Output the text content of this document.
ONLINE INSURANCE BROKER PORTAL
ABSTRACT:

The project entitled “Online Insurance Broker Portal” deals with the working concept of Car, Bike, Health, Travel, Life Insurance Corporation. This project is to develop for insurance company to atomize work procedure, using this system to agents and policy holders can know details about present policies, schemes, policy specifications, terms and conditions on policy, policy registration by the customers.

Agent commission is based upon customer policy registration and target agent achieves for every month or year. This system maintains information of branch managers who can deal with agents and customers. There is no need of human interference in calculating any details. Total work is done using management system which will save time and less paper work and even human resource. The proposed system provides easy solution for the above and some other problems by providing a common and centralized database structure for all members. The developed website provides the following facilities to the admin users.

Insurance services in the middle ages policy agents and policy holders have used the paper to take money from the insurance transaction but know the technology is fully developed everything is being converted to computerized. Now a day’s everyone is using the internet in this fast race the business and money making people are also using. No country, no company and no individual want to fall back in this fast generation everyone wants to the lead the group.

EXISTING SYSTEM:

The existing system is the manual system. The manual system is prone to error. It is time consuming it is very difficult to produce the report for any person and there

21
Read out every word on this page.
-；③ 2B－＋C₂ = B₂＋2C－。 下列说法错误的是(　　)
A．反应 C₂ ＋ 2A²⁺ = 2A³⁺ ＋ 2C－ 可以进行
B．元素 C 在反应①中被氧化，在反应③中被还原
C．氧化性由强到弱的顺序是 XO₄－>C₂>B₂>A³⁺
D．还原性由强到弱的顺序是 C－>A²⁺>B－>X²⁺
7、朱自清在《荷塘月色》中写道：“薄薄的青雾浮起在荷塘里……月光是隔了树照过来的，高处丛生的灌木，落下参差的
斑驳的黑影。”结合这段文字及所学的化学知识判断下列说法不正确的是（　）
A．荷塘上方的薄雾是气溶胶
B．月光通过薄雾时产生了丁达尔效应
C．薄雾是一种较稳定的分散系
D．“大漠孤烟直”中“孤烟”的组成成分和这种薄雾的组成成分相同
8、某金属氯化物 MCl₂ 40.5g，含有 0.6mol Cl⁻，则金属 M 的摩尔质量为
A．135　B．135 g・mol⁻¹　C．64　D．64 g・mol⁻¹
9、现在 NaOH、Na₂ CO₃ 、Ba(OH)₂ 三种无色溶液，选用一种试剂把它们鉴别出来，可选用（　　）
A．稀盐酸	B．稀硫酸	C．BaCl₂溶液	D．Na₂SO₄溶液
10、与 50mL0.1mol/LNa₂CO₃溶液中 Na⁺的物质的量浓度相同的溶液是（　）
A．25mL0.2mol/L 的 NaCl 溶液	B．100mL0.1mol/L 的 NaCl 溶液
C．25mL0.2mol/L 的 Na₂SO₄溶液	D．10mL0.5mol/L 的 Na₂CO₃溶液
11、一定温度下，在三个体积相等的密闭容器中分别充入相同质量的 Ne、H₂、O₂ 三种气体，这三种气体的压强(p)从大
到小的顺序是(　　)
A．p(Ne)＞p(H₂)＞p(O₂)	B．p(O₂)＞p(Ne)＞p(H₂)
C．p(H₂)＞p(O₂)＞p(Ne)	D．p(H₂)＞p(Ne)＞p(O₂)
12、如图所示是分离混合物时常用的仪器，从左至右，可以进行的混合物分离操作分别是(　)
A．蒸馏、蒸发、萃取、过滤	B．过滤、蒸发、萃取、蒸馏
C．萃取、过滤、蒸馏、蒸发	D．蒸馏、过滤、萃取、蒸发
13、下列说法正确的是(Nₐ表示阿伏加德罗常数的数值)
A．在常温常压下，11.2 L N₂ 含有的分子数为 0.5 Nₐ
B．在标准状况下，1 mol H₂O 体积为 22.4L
════════════════
_WHAT THE TASK ASKS:_ Search the records for the word "Na₂SO₄溶液" and copy every line where it occurs.

_CORRECT RESPONSE:_
A．稀盐酸	B．稀硫酸	C．BaCl₂溶液	D．Na₂SO₄溶液
C．25mL0.2mol/L 的 Na₂SO₄溶液	D．10mL0.5mol/L 的 Na₂CO₃溶液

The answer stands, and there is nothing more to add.